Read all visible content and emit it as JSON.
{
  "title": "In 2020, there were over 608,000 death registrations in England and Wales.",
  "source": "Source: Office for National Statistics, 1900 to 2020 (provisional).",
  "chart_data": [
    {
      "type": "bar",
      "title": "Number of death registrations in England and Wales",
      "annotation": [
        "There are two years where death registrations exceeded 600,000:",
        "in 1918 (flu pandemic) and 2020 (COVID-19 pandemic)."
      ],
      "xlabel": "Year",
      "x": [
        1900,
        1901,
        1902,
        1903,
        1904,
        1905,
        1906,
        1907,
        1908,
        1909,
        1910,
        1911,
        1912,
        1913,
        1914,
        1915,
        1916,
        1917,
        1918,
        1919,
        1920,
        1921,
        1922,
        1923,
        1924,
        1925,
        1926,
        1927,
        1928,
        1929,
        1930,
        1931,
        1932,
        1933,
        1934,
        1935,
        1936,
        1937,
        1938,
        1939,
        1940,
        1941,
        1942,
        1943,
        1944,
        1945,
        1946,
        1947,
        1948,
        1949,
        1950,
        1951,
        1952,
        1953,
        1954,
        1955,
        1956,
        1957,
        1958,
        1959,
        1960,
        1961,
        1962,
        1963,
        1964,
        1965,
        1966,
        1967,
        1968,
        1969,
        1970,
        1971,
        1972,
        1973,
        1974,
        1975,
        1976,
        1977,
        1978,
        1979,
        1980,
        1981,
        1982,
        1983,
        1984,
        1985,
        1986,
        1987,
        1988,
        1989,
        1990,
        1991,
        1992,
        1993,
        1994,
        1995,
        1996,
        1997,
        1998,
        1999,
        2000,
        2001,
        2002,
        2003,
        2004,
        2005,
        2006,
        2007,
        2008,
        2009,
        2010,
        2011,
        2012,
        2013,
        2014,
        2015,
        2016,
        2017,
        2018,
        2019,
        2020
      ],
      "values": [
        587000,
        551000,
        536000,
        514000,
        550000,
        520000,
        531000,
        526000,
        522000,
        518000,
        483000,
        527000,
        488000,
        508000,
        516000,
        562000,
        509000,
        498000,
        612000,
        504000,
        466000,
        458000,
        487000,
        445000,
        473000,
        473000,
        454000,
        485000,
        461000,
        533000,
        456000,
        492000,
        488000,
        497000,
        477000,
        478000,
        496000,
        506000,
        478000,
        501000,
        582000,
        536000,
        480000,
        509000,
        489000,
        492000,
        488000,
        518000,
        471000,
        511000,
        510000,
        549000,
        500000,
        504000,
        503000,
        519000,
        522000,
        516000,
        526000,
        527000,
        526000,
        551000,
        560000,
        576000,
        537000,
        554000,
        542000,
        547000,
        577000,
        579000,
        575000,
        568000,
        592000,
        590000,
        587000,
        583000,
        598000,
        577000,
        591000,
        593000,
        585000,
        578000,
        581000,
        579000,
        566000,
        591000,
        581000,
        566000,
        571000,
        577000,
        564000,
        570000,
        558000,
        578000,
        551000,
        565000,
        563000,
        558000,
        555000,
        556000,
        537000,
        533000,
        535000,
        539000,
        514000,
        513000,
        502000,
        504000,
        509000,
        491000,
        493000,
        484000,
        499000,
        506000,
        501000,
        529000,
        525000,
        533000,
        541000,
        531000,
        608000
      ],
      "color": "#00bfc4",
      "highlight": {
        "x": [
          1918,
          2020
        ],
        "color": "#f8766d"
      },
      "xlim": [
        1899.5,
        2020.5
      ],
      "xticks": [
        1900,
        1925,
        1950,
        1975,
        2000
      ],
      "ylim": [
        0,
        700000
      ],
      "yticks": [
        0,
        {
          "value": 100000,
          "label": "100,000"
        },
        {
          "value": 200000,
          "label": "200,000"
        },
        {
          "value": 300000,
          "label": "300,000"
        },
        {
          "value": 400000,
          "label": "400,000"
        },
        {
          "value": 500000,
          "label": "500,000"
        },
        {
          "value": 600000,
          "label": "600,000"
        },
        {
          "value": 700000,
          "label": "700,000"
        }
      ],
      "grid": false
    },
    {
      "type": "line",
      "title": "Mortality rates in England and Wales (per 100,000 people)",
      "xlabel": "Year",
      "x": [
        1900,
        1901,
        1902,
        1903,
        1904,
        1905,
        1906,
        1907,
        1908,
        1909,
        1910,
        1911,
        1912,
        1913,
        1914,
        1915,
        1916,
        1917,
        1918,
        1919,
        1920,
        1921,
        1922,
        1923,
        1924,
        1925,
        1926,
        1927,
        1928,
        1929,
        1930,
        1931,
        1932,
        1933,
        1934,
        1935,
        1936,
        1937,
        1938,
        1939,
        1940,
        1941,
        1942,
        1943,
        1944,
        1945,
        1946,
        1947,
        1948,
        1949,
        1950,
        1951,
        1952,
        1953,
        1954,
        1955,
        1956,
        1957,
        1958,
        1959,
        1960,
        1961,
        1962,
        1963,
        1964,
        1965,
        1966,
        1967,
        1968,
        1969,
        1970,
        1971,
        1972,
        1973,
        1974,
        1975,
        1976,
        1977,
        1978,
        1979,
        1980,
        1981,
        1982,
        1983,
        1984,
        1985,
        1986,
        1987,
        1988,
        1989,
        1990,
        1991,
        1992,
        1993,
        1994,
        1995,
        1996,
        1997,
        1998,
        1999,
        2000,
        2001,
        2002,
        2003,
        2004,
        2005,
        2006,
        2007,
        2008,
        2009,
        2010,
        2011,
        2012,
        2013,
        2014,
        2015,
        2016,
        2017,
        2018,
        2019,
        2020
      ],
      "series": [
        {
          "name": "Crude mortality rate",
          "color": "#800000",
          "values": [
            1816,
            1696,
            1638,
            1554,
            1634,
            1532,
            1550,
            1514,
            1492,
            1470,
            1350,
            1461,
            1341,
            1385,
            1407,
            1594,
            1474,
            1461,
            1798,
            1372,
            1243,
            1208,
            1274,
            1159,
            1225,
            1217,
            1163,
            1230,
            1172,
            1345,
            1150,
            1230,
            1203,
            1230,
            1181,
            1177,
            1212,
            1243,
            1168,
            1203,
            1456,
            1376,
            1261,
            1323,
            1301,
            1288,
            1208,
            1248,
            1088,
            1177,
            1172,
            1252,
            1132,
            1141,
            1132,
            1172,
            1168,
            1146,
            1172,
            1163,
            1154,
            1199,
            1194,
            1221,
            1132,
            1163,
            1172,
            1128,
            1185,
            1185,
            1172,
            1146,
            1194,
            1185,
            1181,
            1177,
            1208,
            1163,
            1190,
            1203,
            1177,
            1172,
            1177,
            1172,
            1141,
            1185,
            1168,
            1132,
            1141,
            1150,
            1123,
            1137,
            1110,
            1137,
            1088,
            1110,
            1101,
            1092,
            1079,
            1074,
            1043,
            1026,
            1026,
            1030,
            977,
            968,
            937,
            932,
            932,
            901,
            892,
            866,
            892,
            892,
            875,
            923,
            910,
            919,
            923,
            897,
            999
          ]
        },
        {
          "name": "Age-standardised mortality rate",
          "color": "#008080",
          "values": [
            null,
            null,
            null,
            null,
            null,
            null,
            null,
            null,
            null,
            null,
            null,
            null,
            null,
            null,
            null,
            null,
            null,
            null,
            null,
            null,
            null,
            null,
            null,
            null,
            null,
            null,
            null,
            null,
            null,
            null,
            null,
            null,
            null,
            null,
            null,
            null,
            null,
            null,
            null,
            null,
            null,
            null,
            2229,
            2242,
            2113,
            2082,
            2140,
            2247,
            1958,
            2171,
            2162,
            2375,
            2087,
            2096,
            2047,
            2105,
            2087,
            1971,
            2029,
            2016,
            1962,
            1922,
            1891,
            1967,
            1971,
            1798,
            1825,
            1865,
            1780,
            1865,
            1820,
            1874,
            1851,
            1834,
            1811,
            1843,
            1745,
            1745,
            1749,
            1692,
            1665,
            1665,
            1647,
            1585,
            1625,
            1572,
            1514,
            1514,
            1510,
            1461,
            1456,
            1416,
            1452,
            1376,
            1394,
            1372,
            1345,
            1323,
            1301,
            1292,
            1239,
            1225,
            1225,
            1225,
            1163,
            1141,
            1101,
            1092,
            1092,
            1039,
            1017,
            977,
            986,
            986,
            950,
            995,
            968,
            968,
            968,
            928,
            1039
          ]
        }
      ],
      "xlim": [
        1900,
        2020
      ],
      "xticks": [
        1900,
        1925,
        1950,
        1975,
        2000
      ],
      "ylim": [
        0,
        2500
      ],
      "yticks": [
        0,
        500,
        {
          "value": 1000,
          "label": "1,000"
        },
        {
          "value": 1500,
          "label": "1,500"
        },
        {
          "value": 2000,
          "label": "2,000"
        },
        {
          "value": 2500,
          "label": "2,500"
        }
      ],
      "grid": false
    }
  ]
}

Exercise instructions -
Return every line of the preceding records in which the word "color" appears.

Reply -
      "color": "#00bfc4",
        "color": "#f8766d"
          "color": "#800000",
          "color": "#008080",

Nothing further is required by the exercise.